* Start INPUT FOR THIS TASK *

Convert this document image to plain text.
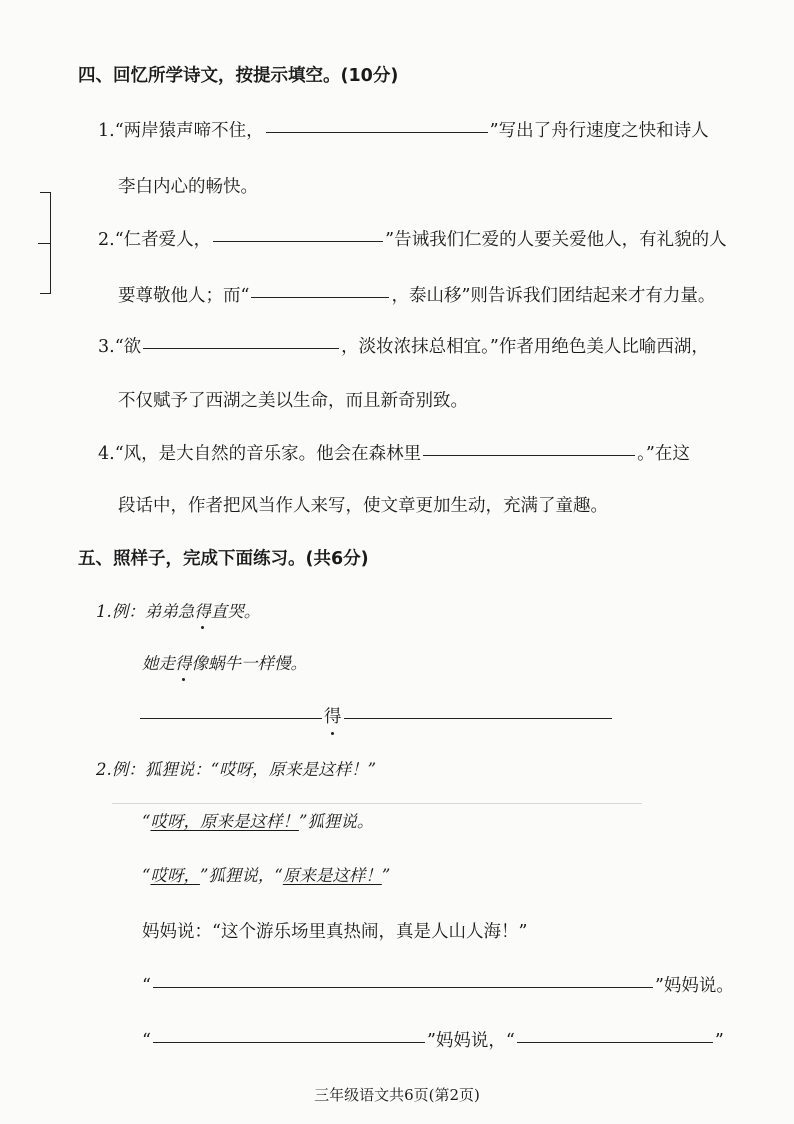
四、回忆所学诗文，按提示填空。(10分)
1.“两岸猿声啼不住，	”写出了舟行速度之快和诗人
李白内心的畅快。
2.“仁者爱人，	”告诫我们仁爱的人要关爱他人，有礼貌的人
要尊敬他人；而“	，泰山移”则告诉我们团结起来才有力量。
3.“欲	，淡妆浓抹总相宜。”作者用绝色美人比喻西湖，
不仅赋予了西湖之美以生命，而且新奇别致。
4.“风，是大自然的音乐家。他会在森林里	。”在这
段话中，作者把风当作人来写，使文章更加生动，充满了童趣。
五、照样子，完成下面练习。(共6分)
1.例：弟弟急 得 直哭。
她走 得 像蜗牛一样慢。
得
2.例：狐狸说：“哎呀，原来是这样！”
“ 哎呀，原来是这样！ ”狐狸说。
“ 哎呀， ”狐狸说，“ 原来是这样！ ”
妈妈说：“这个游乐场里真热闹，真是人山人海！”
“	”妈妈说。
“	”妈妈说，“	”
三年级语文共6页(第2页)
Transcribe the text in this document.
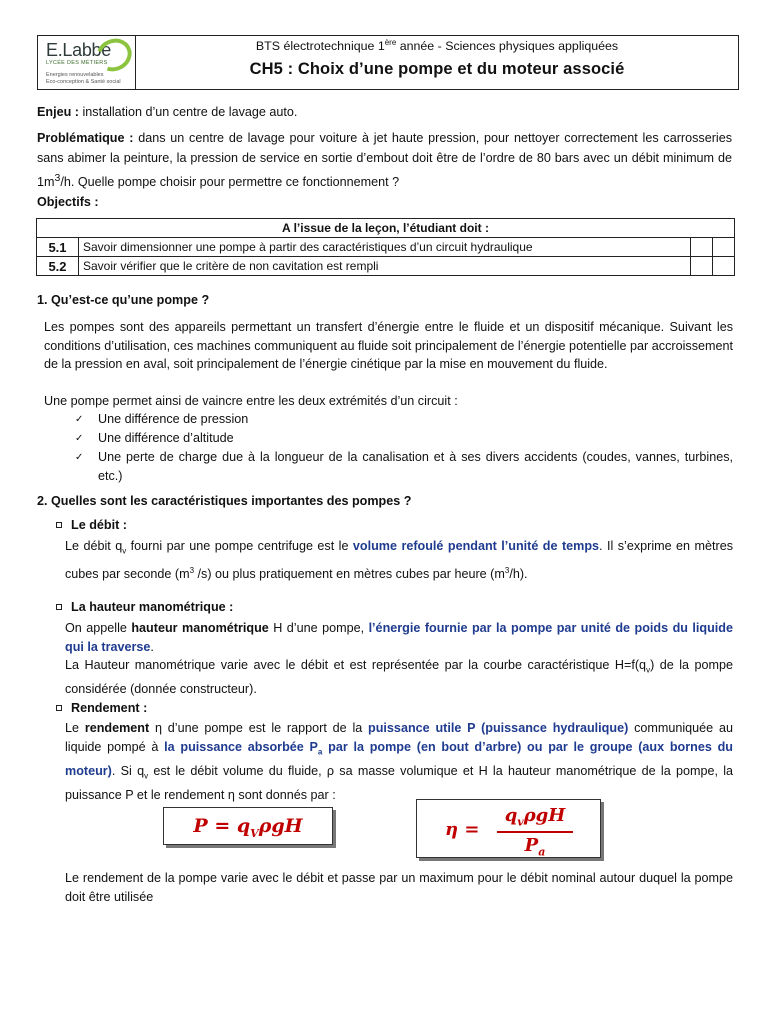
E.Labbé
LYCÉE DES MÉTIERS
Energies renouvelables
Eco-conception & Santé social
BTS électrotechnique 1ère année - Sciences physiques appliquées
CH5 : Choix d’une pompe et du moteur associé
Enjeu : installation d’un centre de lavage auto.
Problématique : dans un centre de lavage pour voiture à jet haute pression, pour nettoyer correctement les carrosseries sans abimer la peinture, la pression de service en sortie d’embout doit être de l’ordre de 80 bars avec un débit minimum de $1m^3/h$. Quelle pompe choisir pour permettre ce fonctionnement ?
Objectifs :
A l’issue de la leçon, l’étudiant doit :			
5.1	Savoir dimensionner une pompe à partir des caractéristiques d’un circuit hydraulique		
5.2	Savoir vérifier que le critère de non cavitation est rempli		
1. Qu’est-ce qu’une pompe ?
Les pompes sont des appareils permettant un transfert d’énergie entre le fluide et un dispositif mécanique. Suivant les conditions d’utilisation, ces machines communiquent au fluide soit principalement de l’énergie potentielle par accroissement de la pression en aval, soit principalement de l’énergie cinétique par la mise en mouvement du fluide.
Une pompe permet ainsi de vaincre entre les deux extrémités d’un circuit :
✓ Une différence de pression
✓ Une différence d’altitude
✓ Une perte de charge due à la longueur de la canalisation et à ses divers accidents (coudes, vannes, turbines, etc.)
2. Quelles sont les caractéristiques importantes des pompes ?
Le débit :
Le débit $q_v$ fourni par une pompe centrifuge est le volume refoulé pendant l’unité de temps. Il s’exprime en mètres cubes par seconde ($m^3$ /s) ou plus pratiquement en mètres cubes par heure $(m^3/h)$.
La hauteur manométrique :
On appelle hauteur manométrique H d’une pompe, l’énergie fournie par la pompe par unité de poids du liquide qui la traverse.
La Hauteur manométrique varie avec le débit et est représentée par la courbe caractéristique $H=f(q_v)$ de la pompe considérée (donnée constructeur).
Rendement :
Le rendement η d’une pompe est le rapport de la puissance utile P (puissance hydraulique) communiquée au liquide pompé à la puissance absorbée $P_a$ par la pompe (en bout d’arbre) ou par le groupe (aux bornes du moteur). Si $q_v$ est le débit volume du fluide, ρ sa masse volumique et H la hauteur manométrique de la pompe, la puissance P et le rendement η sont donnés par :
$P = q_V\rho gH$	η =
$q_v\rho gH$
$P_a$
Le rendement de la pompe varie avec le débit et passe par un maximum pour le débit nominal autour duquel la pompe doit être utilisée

* End INPUT FOR THIS TASK *
* Start INPUT FOR THIS TASK *

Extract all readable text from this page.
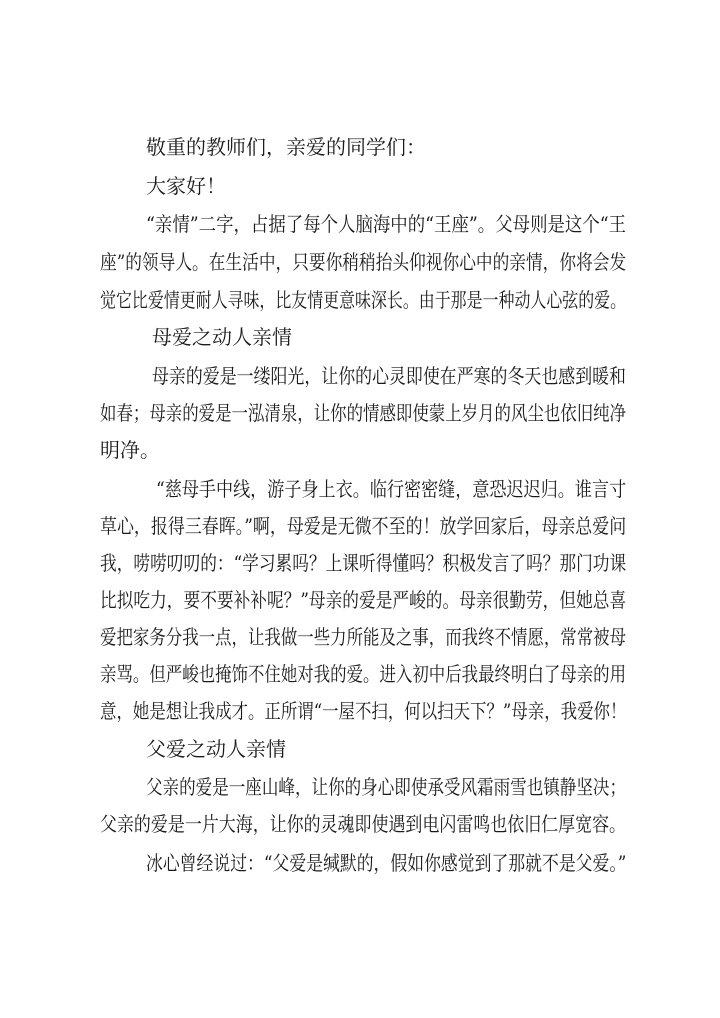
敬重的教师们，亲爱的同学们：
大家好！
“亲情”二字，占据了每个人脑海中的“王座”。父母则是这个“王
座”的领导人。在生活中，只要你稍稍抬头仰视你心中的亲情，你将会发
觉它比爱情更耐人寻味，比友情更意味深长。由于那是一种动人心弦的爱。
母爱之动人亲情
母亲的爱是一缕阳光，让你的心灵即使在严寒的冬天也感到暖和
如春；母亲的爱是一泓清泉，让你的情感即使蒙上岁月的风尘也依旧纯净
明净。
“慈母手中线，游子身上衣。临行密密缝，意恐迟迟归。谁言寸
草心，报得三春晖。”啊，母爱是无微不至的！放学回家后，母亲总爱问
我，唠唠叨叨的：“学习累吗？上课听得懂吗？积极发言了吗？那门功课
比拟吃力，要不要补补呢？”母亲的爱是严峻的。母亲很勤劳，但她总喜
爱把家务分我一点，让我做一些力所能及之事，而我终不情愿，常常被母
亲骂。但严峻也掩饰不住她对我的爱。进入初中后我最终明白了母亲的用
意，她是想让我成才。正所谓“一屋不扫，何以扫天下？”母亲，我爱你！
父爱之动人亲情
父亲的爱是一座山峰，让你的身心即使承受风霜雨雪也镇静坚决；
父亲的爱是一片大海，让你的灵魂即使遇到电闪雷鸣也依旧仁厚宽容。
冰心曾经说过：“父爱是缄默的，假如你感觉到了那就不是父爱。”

* End INPUT FOR THIS TASK *
* Start INPUT FOR THIS TASK *

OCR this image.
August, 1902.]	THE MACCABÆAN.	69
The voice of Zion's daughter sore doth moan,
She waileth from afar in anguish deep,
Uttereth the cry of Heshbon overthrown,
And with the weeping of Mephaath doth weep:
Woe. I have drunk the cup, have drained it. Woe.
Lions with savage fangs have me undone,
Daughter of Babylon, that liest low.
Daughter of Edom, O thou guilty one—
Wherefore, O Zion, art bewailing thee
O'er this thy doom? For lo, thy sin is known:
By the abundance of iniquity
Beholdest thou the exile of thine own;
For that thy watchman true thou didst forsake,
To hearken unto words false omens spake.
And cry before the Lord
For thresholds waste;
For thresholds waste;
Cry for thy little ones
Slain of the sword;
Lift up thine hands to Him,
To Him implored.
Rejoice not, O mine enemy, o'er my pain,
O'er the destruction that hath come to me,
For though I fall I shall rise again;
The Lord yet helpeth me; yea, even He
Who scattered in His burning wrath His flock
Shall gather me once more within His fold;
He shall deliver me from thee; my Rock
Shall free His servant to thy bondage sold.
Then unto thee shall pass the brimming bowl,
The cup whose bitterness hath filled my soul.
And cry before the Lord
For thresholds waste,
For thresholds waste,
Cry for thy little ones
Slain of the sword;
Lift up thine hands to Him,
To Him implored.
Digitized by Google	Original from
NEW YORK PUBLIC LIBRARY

* End INPUT FOR THIS TASK *

**STATED TASK**
Count how many lines of the material hold the string "varie". Give the number and nothing more.

**TASK ANSWER**
2